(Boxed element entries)
========
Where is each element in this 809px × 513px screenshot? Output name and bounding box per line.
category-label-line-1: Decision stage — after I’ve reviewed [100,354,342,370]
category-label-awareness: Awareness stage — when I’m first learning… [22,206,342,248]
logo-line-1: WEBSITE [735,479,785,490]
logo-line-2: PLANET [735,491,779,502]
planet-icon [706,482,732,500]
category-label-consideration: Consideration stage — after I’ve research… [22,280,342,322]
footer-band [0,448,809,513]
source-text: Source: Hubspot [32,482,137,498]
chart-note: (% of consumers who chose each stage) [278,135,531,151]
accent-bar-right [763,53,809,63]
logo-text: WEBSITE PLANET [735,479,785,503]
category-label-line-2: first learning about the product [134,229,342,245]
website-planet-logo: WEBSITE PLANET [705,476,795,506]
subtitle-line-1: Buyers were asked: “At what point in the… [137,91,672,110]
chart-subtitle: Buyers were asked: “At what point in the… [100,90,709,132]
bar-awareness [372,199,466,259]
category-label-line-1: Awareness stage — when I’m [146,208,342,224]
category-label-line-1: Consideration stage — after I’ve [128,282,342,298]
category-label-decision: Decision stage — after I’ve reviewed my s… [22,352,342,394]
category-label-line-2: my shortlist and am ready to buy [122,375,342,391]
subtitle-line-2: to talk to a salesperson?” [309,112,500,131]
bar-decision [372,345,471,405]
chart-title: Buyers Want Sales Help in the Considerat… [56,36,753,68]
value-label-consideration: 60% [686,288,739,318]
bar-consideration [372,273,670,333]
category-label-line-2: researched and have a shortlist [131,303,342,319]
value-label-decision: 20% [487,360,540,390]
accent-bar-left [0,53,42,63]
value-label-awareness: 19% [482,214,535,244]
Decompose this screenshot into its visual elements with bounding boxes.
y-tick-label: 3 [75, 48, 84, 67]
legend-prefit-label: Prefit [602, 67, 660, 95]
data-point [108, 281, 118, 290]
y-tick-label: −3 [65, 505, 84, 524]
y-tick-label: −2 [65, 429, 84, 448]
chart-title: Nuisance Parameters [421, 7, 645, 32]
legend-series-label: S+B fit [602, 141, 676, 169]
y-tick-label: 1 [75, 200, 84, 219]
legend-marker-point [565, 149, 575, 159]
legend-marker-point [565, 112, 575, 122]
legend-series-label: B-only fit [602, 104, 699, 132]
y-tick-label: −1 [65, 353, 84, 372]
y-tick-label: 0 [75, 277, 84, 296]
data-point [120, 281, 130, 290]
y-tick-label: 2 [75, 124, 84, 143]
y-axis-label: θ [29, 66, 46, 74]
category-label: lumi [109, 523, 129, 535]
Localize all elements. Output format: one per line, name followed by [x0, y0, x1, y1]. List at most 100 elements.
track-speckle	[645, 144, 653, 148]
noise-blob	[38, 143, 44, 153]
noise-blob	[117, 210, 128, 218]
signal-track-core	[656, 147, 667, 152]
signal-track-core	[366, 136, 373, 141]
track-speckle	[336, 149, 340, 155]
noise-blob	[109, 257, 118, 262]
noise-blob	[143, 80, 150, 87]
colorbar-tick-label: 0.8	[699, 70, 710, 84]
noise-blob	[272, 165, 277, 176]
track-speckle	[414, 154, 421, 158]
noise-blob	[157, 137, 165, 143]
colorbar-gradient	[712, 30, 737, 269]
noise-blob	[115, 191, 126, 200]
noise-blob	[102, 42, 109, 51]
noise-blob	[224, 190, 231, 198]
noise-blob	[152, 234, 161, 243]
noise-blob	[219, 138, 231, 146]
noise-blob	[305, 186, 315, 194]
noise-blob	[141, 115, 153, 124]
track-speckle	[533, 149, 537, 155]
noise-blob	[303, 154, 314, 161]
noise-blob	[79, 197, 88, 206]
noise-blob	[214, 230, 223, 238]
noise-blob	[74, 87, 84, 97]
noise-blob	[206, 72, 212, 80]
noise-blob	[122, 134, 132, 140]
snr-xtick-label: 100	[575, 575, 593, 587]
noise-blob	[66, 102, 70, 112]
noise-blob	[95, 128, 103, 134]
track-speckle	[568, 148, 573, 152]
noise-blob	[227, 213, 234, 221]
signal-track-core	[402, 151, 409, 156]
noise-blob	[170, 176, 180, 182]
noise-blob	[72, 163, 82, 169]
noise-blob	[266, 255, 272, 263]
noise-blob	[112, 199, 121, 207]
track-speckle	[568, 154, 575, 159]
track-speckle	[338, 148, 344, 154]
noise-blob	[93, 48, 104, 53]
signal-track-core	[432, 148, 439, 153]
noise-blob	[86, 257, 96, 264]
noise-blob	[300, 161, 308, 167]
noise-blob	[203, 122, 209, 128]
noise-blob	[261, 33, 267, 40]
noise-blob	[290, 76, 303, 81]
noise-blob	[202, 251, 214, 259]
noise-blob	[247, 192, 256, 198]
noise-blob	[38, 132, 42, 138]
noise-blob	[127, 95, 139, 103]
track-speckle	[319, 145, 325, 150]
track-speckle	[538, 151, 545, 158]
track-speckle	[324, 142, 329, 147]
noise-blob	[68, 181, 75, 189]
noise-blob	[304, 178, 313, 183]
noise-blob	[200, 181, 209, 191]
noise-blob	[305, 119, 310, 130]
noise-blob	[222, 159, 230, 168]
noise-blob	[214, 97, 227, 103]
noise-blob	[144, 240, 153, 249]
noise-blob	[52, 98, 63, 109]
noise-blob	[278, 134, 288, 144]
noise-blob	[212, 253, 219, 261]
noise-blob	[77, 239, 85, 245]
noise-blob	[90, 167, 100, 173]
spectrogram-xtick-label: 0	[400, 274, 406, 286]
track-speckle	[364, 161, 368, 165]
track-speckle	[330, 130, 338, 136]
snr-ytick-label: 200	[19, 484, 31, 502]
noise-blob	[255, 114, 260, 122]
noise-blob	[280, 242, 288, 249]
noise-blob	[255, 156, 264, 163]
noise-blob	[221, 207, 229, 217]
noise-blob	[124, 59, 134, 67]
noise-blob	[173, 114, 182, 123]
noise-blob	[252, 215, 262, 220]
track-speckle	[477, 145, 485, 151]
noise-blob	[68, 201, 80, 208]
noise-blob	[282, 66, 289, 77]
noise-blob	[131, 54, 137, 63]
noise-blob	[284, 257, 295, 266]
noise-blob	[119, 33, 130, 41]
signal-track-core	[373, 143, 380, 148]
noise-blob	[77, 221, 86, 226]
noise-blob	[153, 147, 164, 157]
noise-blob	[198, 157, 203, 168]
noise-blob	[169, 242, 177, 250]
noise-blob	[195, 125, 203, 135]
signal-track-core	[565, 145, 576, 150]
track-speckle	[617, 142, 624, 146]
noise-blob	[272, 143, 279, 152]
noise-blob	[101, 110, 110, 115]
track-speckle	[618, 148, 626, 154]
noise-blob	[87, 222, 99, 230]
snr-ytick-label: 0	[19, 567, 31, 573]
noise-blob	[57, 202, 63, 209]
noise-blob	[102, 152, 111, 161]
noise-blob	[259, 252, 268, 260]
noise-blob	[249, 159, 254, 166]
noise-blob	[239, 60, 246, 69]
========
▶ _INSTRUCTIONS TO FOLLOW_:
Extract every one of the lines above and reproduce each one word for word.

▶ _OUTPUT FOR THIS EXERCISE_:
Where is each element in this 809px × 513px screenshot? Output name and bounding box per line.
category-label-line-1: Decision stage — after I’ve reviewed [100,354,342,370]
category-label-awareness: Awareness stage — when I’m first learning… [22,206,342,248]
logo-line-1: WEBSITE [735,479,785,490]
logo-line-2: PLANET [735,491,779,502]
planet-icon [706,482,732,500]
category-label-consideration: Consideration stage — after I’ve research… [22,280,342,322]
footer-band [0,448,809,513]
source-text: Source: Hubspot [32,482,137,498]
chart-note: (% of consumers who chose each stage) [278,135,531,151]
accent-bar-right [763,53,809,63]
logo-text: WEBSITE PLANET [735,479,785,503]
category-label-line-2: first learning about the product [134,229,342,245]
website-planet-logo: WEBSITE PLANET [705,476,795,506]
subtitle-line-1: Buyers were asked: “At what point in the… [137,91,672,110]
chart-subtitle: Buyers were asked: “At what point in the… [100,90,709,132]
bar-awareness [372,199,466,259]
category-label-line-1: Awareness stage — when I’m [146,208,342,224]
category-label-line-1: Consideration stage — after I’ve [128,282,342,298]
category-label-decision: Decision stage — after I’ve reviewed my s… [22,352,342,394]
category-label-line-2: my shortlist and am ready to buy [122,375,342,391]
subtitle-line-2: to talk to a salesperson?” [309,112,500,131]
bar-decision [372,345,471,405]
chart-title: Buyers Want Sales Help in the Considerat… [56,36,753,68]
value-label-consideration: 60% [686,288,739,318]
bar-consideration [372,273,670,333]
category-label-line-2: researched and have a shortlist [131,303,342,319]
value-label-decision: 20% [487,360,540,390]
accent-bar-left [0,53,42,63]
value-label-awareness: 19% [482,214,535,244]
Decompose this screenshot into its visual elements with bounding boxes.
y-tick-label: 3 [75, 48, 84, 67]
legend-prefit-label: Prefit [602, 67, 660, 95]
data-point [108, 281, 118, 290]
y-tick-label: −3 [65, 505, 84, 524]
y-tick-label: −2 [65, 429, 84, 448]
chart-title: Nuisance Parameters [421, 7, 645, 32]
legend-series-label: S+B fit [602, 141, 676, 169]
y-tick-label: 1 [75, 200, 84, 219]
legend-marker-point [565, 149, 575, 159]
legend-marker-point [565, 112, 575, 122]
legend-series-label: B-only fit [602, 104, 699, 132]
y-tick-label: −1 [65, 353, 84, 372]
y-tick-label: 0 [75, 277, 84, 296]
data-point [120, 281, 130, 290]
y-tick-label: 2 [75, 124, 84, 143]
y-axis-label: θ [29, 66, 46, 74]
category-label: lumi [109, 523, 129, 535]
Localize all elements. Output format: one per line, name followed by [x0, y0, x1, y1]. List at most 100 elements.
track-speckle	[645, 144, 653, 148]
noise-blob	[38, 143, 44, 153]
noise-blob	[117, 210, 128, 218]
signal-track-core	[656, 147, 667, 152]
signal-track-core	[366, 136, 373, 141]
track-speckle	[336, 149, 340, 155]
noise-blob	[109, 257, 118, 262]
noise-blob	[143, 80, 150, 87]
colorbar-tick-label: 0.8	[699, 70, 710, 84]
noise-blob	[272, 165, 277, 176]
track-speckle	[414, 154, 421, 158]
noise-blob	[157, 137, 165, 143]
colorbar-gradient	[712, 30, 737, 269]
noise-blob	[115, 191, 126, 200]
noise-blob	[102, 42, 109, 51]
noise-blob	[224, 190, 231, 198]
noise-blob	[152, 234, 161, 243]
noise-blob	[219, 138, 231, 146]
noise-blob	[305, 186, 315, 194]
noise-blob	[141, 115, 153, 124]
track-speckle	[533, 149, 537, 155]
noise-blob	[303, 154, 314, 161]
noise-blob	[79, 197, 88, 206]
noise-blob	[214, 230, 223, 238]
noise-blob	[74, 87, 84, 97]
noise-blob	[206, 72, 212, 80]
noise-blob	[122, 134, 132, 140]
snr-xtick-label: 100	[575, 575, 593, 587]
noise-blob	[66, 102, 70, 112]
noise-blob	[95, 128, 103, 134]
track-speckle	[568, 148, 573, 152]
noise-blob	[227, 213, 234, 221]
signal-track-core	[402, 151, 409, 156]
noise-blob	[170, 176, 180, 182]
noise-blob	[72, 163, 82, 169]
noise-blob	[266, 255, 272, 263]
noise-blob	[112, 199, 121, 207]
track-speckle	[568, 154, 575, 159]
track-speckle	[338, 148, 344, 154]
noise-blob	[93, 48, 104, 53]
signal-track-core	[432, 148, 439, 153]
noise-blob	[86, 257, 96, 264]
noise-blob	[300, 161, 308, 167]
noise-blob	[203, 122, 209, 128]
noise-blob	[261, 33, 267, 40]
noise-blob	[290, 76, 303, 81]
noise-blob	[202, 251, 214, 259]
noise-blob	[247, 192, 256, 198]
noise-blob	[38, 132, 42, 138]
noise-blob	[127, 95, 139, 103]
track-speckle	[319, 145, 325, 150]
track-speckle	[538, 151, 545, 158]
track-speckle	[324, 142, 329, 147]
noise-blob	[68, 181, 75, 189]
noise-blob	[304, 178, 313, 183]
noise-blob	[200, 181, 209, 191]
noise-blob	[305, 119, 310, 130]
noise-blob	[222, 159, 230, 168]
noise-blob	[214, 97, 227, 103]
noise-blob	[144, 240, 153, 249]
noise-blob	[52, 98, 63, 109]
noise-blob	[278, 134, 288, 144]
noise-blob	[212, 253, 219, 261]
noise-blob	[77, 239, 85, 245]
noise-blob	[90, 167, 100, 173]
spectrogram-xtick-label: 0	[400, 274, 406, 286]
track-speckle	[364, 161, 368, 165]
track-speckle	[330, 130, 338, 136]
snr-ytick-label: 200	[19, 484, 31, 502]
noise-blob	[255, 114, 260, 122]
noise-blob	[280, 242, 288, 249]
noise-blob	[255, 156, 264, 163]
noise-blob	[221, 207, 229, 217]
noise-blob	[124, 59, 134, 67]
noise-blob	[173, 114, 182, 123]
noise-blob	[252, 215, 262, 220]
track-speckle	[477, 145, 485, 151]
noise-blob	[68, 201, 80, 208]
noise-blob	[282, 66, 289, 77]
noise-blob	[131, 54, 137, 63]
noise-blob	[284, 257, 295, 266]
noise-blob	[119, 33, 130, 41]
signal-track-core	[373, 143, 380, 148]
noise-blob	[77, 221, 86, 226]
noise-blob	[153, 147, 164, 157]
noise-blob	[198, 157, 203, 168]
noise-blob	[169, 242, 177, 250]
noise-blob	[195, 125, 203, 135]
signal-track-core	[565, 145, 576, 150]
track-speckle	[617, 142, 624, 146]
noise-blob	[272, 143, 279, 152]
noise-blob	[101, 110, 110, 115]
track-speckle	[618, 148, 626, 154]
noise-blob	[87, 222, 99, 230]
snr-ytick-label: 0	[19, 567, 31, 573]
noise-blob	[57, 202, 63, 209]
noise-blob	[102, 152, 111, 161]
noise-blob	[259, 252, 268, 260]
noise-blob	[249, 159, 254, 166]
noise-blob	[239, 60, 246, 69]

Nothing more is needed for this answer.